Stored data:
———

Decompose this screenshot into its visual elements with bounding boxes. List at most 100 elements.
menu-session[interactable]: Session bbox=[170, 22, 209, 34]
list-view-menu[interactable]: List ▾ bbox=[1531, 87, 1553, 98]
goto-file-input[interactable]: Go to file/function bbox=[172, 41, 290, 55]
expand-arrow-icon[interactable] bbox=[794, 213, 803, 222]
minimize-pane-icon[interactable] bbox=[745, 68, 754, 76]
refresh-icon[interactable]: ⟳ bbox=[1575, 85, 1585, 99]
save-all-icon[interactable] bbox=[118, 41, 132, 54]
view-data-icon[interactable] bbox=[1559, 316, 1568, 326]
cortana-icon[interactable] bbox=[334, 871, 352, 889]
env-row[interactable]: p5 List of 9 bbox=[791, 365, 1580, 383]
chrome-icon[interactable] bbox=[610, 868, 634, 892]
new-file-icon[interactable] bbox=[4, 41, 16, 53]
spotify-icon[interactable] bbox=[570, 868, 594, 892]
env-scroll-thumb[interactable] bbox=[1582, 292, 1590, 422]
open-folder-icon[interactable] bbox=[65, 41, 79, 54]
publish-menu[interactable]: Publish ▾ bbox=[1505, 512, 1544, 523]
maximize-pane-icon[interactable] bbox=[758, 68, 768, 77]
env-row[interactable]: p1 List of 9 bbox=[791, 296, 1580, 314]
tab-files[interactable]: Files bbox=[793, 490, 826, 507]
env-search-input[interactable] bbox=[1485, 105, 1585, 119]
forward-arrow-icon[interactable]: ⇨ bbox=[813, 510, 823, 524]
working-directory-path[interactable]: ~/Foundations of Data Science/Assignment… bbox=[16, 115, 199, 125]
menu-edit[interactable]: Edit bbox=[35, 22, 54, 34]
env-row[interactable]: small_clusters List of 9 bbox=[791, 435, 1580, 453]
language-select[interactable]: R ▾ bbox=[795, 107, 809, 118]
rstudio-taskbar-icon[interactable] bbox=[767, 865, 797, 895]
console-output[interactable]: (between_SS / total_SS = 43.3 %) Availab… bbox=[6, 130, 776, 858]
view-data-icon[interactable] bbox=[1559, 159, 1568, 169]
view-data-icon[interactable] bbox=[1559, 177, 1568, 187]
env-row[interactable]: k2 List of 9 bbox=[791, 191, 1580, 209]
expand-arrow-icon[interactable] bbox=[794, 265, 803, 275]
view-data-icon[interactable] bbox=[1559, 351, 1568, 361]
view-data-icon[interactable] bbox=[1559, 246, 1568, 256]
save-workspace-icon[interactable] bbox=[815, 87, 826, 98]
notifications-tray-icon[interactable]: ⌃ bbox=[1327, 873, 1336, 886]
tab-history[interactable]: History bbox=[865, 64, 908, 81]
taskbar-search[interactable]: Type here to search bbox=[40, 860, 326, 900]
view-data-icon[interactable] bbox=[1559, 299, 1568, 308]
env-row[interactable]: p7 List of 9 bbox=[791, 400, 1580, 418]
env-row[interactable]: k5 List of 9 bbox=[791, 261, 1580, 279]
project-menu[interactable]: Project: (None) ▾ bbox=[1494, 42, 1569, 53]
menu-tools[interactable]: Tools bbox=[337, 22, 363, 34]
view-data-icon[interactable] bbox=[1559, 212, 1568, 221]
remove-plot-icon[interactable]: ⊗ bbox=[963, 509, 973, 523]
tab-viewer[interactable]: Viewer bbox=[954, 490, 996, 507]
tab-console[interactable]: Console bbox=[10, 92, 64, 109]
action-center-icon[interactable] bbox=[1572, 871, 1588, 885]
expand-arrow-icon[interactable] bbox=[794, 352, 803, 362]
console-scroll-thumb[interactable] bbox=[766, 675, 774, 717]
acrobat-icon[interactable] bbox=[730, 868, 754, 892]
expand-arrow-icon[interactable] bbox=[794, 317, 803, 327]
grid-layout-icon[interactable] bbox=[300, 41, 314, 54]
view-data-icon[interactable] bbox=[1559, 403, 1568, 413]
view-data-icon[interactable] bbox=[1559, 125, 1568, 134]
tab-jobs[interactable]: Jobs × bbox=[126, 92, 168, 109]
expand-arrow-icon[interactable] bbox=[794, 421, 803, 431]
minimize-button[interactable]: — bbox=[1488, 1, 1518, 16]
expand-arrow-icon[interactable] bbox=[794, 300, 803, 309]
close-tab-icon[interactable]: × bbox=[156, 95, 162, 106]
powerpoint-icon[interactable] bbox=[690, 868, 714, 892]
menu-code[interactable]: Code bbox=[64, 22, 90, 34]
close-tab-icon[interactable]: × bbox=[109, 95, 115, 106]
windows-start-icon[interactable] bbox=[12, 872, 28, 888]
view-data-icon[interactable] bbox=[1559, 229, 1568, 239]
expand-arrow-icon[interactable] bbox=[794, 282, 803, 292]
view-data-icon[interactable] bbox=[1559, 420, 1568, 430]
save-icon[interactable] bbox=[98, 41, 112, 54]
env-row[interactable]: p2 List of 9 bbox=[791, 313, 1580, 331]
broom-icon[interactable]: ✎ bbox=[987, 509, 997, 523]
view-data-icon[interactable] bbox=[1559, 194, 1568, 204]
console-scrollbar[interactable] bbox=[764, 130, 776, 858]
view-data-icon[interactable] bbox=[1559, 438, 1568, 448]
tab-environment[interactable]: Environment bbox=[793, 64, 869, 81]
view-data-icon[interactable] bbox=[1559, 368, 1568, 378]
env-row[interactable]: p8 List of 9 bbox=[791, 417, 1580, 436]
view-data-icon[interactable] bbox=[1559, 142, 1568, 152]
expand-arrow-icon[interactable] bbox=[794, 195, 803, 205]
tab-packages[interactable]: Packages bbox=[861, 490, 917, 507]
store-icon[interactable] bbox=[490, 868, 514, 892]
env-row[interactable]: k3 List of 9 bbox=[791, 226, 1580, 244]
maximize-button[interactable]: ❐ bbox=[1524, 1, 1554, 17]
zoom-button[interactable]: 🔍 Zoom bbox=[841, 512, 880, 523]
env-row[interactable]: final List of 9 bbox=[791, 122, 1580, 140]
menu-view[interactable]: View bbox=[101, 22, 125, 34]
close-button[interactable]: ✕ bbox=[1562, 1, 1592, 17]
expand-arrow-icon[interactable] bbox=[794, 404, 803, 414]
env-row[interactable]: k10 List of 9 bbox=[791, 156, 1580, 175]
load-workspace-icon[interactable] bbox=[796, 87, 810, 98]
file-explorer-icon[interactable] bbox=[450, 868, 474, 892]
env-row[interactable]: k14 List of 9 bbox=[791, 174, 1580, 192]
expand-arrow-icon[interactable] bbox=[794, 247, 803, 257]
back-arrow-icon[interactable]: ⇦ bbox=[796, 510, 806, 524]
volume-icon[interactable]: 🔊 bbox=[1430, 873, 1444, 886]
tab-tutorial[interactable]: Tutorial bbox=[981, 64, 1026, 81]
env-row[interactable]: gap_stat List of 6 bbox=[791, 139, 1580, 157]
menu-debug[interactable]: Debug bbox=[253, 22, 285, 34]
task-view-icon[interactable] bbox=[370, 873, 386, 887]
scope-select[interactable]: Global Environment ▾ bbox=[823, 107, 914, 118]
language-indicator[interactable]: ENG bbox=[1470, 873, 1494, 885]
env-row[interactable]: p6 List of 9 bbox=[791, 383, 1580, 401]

———

Stated problem
Repeat the lines from the start of the stored data up to and including the line with "refresh-icon[interactable]: ⟳ bbox=[1575, 85, 1585, 99]".

Solution to this task
Decompose this screenshot into its visual elements with bounding boxes. List at most 100 elements.
menu-session[interactable]: Session bbox=[170, 22, 209, 34]
list-view-menu[interactable]: List ▾ bbox=[1531, 87, 1553, 98]
goto-file-input[interactable]: Go to file/function bbox=[172, 41, 290, 55]
expand-arrow-icon[interactable] bbox=[794, 213, 803, 222]
minimize-pane-icon[interactable] bbox=[745, 68, 754, 76]
refresh-icon[interactable]: ⟳ bbox=[1575, 85, 1585, 99]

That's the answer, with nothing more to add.